## [Description of the task]
All of the records listed below should be retyped exactly.

======== Data in this exercise ========

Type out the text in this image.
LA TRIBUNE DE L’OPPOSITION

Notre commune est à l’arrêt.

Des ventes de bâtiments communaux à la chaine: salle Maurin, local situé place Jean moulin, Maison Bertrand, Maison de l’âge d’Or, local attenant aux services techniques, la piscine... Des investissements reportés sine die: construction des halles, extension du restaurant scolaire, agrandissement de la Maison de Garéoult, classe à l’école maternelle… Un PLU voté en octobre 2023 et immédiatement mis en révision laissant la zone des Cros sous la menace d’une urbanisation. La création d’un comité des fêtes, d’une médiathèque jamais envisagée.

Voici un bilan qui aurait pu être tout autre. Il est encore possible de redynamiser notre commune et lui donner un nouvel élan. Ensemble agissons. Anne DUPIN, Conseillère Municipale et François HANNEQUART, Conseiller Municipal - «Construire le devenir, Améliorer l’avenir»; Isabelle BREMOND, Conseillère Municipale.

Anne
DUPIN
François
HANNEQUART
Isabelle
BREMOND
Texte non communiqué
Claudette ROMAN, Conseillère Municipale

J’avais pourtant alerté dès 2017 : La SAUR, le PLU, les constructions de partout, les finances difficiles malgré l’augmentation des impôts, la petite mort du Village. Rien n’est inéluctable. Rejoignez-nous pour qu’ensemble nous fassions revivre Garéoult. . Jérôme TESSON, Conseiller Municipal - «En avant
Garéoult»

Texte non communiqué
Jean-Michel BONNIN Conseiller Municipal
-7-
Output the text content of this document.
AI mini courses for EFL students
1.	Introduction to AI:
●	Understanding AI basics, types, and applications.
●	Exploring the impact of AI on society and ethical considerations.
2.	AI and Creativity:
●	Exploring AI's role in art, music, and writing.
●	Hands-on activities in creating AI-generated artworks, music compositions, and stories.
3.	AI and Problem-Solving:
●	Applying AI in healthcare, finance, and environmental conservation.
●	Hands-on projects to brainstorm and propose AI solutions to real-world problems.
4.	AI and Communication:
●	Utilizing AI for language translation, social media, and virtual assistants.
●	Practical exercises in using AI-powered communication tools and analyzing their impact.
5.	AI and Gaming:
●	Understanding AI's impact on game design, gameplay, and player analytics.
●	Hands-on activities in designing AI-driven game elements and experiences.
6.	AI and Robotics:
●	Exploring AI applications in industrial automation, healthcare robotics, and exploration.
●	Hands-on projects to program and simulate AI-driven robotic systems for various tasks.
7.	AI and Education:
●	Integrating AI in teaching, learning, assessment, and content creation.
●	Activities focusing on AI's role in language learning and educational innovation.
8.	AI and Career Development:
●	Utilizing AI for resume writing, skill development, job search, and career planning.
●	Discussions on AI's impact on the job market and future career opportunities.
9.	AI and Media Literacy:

========

## [Written response]
Type out the text in this image.
LA TRIBUNE DE L’OPPOSITION

Notre commune est à l’arrêt.

Des ventes de bâtiments communaux à la chaine: salle Maurin, local situé place Jean moulin, Maison Bertrand, Maison de l’âge d’Or, local attenant aux services techniques, la piscine... Des investissements reportés sine die: construction des halles, extension du restaurant scolaire, agrandissement de la Maison de Garéoult, classe à l’école maternelle… Un PLU voté en octobre 2023 et immédiatement mis en révision laissant la zone des Cros sous la menace d’une urbanisation. La création d’un comité des fêtes, d’une médiathèque jamais envisagée.

Voici un bilan qui aurait pu être tout autre. Il est encore possible de redynamiser notre commune et lui donner un nouvel élan. Ensemble agissons. Anne DUPIN, Conseillère Municipale et François HANNEQUART, Conseiller Municipal - «Construire le devenir, Améliorer l’avenir»; Isabelle BREMOND, Conseillère Municipale.

Anne
DUPIN
François
HANNEQUART
Isabelle
BREMOND
Texte non communiqué
Claudette ROMAN, Conseillère Municipale

J’avais pourtant alerté dès 2017 : La SAUR, le PLU, les constructions de partout, les finances difficiles malgré l’augmentation des impôts, la petite mort du Village. Rien n’est inéluctable. Rejoignez-nous pour qu’ensemble nous fassions revivre Garéoult. . Jérôme TESSON, Conseiller Municipal - «En avant
Garéoult»

Texte non communiqué
Jean-Michel BONNIN Conseiller Municipal
-7-
Output the text content of this document.
AI mini courses for EFL students
1.	Introduction to AI:
●	Understanding AI basics, types, and applications.
●	Exploring the impact of AI on society and ethical considerations.
2.	AI and Creativity:
●	Exploring AI's role in art, music, and writing.
●	Hands-on activities in creating AI-generated artworks, music compositions, and stories.
3.	AI and Problem-Solving:
●	Applying AI in healthcare, finance, and environmental conservation.
●	Hands-on projects to brainstorm and propose AI solutions to real-world problems.
4.	AI and Communication:
●	Utilizing AI for language translation, social media, and virtual assistants.
●	Practical exercises in using AI-powered communication tools and analyzing their impact.
5.	AI and Gaming:
●	Understanding AI's impact on game design, gameplay, and player analytics.
●	Hands-on activities in designing AI-driven game elements and experiences.
6.	AI and Robotics:
●	Exploring AI applications in industrial automation, healthcare robotics, and exploration.
●	Hands-on projects to program and simulate AI-driven robotic systems for various tasks.
7.	AI and Education:
●	Integrating AI in teaching, learning, assessment, and content creation.
●	Activities focusing on AI's role in language learning and educational innovation.
8.	AI and Career Development:
●	Utilizing AI for resume writing, skill development, job search, and career planning.
●	Discussions on AI's impact on the job market and future career opportunities.
9.	AI and Media Literacy:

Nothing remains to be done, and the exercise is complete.